Quote the part of the material that begins with the line containing "chart-category-label: JUN bbox=[541, 483, 553, 489]" and ends with the line containing "column-divider bbox=[474, 206, 475, 324]", word for word, with both of those lines included.

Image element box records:
* start *

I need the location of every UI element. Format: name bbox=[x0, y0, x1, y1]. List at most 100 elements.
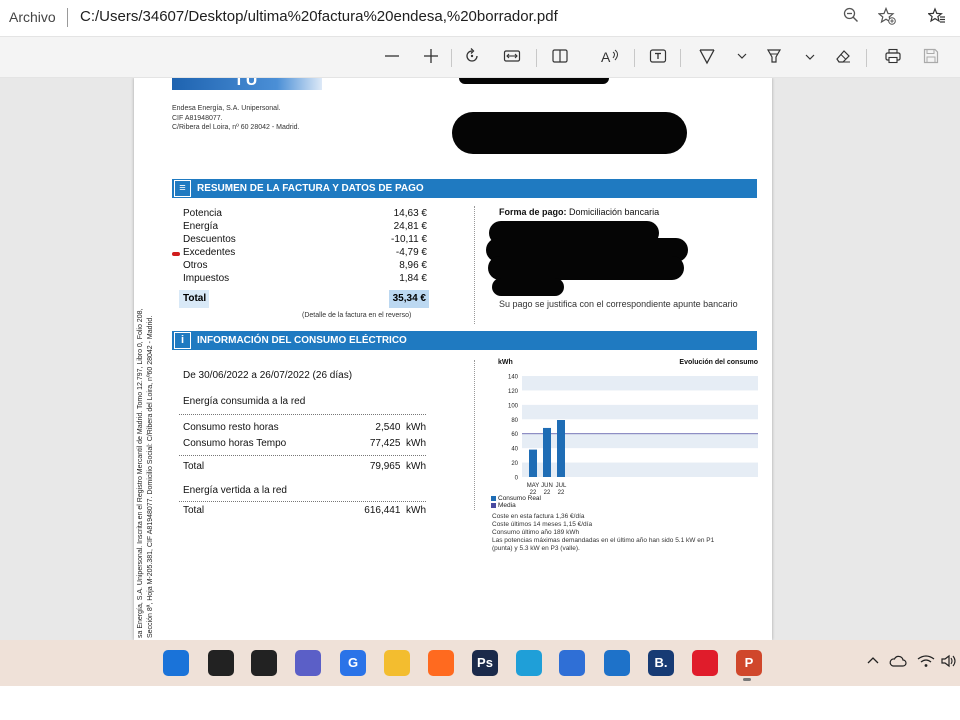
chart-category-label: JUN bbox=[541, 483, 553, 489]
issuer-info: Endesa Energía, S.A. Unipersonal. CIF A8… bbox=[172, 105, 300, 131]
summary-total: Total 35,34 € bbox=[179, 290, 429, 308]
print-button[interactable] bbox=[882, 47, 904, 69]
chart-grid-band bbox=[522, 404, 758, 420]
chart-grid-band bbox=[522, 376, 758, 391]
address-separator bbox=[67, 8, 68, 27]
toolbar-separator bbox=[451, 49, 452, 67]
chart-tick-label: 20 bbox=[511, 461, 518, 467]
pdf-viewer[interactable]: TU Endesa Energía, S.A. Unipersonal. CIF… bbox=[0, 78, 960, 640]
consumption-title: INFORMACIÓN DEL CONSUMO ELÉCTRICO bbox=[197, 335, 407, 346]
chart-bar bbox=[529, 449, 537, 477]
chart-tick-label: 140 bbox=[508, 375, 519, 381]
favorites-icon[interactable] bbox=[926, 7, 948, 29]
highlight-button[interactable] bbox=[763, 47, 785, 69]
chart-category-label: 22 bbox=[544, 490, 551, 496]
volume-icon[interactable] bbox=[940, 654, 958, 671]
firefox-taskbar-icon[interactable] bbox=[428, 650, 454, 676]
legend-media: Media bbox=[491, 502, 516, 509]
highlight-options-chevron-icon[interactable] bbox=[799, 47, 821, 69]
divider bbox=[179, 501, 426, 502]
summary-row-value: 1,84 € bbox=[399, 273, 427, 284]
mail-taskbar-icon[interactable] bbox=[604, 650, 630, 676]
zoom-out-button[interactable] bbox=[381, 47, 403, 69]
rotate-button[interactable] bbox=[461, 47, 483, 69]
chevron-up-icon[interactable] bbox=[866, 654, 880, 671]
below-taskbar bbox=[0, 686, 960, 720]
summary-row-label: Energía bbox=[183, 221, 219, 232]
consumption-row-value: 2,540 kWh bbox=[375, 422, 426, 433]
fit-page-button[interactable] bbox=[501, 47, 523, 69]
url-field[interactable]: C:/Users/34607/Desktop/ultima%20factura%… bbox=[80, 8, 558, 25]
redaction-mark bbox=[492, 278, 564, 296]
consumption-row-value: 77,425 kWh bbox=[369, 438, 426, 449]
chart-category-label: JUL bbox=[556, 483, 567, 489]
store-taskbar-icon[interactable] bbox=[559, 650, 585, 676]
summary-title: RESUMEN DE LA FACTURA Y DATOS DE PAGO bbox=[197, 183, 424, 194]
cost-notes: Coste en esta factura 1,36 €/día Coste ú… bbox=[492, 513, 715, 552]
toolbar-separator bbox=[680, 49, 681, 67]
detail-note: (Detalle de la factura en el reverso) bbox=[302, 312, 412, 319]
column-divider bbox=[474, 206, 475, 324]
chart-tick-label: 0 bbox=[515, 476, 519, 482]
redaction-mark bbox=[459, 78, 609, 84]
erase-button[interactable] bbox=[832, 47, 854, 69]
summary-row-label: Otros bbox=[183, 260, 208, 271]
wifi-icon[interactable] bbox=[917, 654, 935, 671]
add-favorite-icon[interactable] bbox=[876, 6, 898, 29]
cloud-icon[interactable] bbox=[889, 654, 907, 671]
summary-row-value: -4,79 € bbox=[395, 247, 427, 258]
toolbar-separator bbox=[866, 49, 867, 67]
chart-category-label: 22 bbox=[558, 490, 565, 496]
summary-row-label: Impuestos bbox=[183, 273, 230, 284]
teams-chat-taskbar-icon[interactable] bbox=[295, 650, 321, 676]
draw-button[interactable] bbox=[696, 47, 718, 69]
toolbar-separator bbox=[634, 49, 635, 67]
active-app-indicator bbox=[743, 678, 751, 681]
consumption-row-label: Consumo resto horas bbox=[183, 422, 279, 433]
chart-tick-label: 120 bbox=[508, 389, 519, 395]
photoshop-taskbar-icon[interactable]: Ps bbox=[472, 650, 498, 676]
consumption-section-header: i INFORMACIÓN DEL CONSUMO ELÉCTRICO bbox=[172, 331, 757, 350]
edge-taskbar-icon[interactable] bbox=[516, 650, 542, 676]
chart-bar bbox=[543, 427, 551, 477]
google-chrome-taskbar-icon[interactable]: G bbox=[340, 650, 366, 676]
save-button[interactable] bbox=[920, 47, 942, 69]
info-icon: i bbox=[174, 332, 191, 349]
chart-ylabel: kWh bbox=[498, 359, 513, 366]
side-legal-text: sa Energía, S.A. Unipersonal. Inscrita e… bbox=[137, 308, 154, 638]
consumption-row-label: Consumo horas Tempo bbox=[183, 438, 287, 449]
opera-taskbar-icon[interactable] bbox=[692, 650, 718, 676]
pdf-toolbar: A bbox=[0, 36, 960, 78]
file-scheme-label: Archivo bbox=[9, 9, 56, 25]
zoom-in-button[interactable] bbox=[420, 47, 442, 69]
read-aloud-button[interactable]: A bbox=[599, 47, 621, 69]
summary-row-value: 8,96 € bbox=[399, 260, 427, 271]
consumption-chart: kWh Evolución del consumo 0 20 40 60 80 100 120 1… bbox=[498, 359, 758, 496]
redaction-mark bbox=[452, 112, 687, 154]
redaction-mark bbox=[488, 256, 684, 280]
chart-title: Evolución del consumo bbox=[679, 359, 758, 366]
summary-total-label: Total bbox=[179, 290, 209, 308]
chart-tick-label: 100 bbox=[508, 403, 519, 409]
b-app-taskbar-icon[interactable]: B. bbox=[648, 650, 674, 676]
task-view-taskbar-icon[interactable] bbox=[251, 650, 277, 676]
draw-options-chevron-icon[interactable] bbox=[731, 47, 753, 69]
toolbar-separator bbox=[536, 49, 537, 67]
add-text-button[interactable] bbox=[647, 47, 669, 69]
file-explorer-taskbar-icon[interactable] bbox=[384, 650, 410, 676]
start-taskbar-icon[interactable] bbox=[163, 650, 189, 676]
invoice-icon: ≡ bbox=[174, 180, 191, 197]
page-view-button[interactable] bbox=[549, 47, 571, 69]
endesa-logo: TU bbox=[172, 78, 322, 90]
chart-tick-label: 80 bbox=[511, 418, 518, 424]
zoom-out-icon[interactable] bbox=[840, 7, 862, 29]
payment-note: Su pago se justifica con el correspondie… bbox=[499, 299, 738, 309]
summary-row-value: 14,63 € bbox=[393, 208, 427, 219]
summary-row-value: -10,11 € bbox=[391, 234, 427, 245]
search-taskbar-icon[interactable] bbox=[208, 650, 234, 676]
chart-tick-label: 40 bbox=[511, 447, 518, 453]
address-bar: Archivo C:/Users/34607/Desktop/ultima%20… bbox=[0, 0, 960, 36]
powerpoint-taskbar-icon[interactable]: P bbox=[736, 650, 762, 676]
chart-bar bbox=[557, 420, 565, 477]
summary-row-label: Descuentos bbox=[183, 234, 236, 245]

* end *

> **RESULT OF THIS TASK**:
chart-category-label: JUN bbox=[541, 483, 553, 489]
issuer-info: Endesa Energía, S.A. Unipersonal. CIF A8… bbox=[172, 105, 300, 131]
summary-total: Total 35,34 € bbox=[179, 290, 429, 308]
print-button[interactable] bbox=[882, 47, 904, 69]
chart-grid-band bbox=[522, 404, 758, 420]
chart-grid-band bbox=[522, 376, 758, 391]
address-separator bbox=[67, 8, 68, 27]
toolbar-separator bbox=[451, 49, 452, 67]
chart-tick-label: 20 bbox=[511, 461, 518, 467]
pdf-viewer[interactable]: TU Endesa Energía, S.A. Unipersonal. CIF… bbox=[0, 78, 960, 640]
consumption-title: INFORMACIÓN DEL CONSUMO ELÉCTRICO bbox=[197, 335, 407, 346]
chart-bar bbox=[529, 449, 537, 477]
chart-tick-label: 140 bbox=[508, 375, 519, 381]
favorites-icon[interactable] bbox=[926, 7, 948, 29]
highlight-button[interactable] bbox=[763, 47, 785, 69]
chart-category-label: 22 bbox=[544, 490, 551, 496]
volume-icon[interactable] bbox=[940, 654, 958, 671]
firefox-taskbar-icon[interactable] bbox=[428, 650, 454, 676]
legend-media: Media bbox=[491, 502, 516, 509]
highlight-options-chevron-icon[interactable] bbox=[799, 47, 821, 69]
divider bbox=[179, 501, 426, 502]
summary-row-value: 1,84 € bbox=[399, 273, 427, 284]
mail-taskbar-icon[interactable] bbox=[604, 650, 630, 676]
zoom-out-button[interactable] bbox=[381, 47, 403, 69]
rotate-button[interactable] bbox=[461, 47, 483, 69]
chevron-up-icon[interactable] bbox=[866, 654, 880, 671]
below-taskbar bbox=[0, 686, 960, 720]
summary-row-label: Energía bbox=[183, 221, 219, 232]
consumption-row-value: 2,540 kWh bbox=[375, 422, 426, 433]
fit-page-button[interactable] bbox=[501, 47, 523, 69]
url-field[interactable]: C:/Users/34607/Desktop/ultima%20factura%… bbox=[80, 8, 558, 25]
redaction-mark bbox=[492, 278, 564, 296]
consumption-row-value: 77,425 kWh bbox=[369, 438, 426, 449]
chart-category-label: JUL bbox=[556, 483, 567, 489]
store-taskbar-icon[interactable] bbox=[559, 650, 585, 676]
summary-title: RESUMEN DE LA FACTURA Y DATOS DE PAGO bbox=[197, 183, 424, 194]
cost-notes: Coste en esta factura 1,36 €/día Coste ú… bbox=[492, 513, 715, 552]
toolbar-separator bbox=[680, 49, 681, 67]
detail-note: (Detalle de la factura en el reverso) bbox=[302, 312, 412, 319]
column-divider bbox=[474, 206, 475, 324]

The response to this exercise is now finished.